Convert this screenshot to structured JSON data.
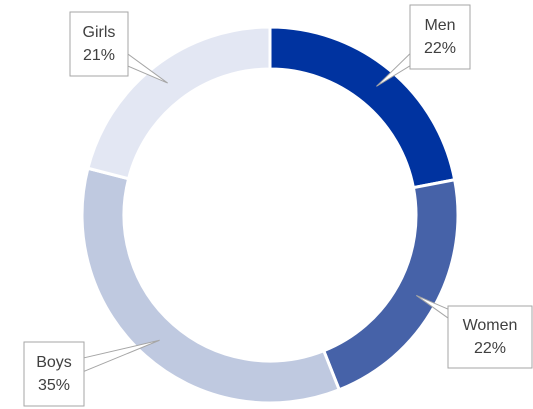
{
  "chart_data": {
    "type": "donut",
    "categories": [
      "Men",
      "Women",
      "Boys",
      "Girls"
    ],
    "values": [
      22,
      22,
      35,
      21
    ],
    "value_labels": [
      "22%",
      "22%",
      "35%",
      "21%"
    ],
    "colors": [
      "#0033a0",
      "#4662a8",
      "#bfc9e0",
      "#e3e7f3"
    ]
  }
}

================

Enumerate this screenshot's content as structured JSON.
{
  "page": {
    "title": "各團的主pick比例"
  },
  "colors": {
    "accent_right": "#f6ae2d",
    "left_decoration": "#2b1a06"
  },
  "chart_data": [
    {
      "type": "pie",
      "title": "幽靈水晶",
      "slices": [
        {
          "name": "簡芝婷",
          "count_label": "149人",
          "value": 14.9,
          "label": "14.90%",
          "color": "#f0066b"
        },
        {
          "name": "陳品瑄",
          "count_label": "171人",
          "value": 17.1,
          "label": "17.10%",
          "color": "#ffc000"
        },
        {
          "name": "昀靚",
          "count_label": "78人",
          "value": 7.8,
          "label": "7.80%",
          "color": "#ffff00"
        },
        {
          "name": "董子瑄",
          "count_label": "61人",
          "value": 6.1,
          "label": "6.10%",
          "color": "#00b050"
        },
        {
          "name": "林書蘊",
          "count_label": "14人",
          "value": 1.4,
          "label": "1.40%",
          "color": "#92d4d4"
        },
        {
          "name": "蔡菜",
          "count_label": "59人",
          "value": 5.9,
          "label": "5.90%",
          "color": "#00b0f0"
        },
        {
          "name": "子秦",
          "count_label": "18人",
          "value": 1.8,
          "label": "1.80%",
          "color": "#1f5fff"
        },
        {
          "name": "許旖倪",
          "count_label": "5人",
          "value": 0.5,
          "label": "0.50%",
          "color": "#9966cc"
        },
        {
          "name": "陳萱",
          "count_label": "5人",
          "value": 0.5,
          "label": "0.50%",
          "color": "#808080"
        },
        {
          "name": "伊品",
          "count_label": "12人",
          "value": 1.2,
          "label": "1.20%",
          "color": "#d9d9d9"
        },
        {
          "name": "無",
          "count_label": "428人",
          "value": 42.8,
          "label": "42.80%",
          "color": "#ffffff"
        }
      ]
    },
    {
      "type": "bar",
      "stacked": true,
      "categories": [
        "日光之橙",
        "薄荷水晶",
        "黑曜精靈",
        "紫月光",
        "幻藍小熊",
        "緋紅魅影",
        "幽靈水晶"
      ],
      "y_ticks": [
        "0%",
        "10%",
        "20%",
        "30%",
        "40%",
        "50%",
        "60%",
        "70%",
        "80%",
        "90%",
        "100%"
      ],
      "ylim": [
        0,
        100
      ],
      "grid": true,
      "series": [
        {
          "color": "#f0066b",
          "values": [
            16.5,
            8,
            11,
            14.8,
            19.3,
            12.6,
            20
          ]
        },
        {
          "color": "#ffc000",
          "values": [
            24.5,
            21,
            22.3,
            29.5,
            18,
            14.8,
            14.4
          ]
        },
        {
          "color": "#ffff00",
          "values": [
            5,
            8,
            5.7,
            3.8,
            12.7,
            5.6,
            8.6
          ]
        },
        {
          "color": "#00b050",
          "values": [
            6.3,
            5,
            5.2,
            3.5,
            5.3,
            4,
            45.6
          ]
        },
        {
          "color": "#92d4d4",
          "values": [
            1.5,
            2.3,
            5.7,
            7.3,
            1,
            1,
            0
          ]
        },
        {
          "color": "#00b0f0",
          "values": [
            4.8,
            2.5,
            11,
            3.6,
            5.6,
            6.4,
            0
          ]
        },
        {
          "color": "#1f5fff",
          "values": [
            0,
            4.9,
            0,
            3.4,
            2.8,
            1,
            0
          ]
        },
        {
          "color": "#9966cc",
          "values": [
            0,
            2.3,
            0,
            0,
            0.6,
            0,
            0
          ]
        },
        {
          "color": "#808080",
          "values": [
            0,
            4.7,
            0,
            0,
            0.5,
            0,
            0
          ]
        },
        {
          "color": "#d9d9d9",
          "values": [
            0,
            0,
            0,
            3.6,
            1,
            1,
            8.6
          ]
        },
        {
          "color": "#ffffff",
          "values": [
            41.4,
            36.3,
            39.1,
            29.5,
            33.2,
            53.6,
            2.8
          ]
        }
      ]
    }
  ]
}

================

From the data above, show each line that contains "JSON".

> _Written answer_:
Convert this screenshot to structured JSON data.
Enumerate this screenshot's content as structured JSON.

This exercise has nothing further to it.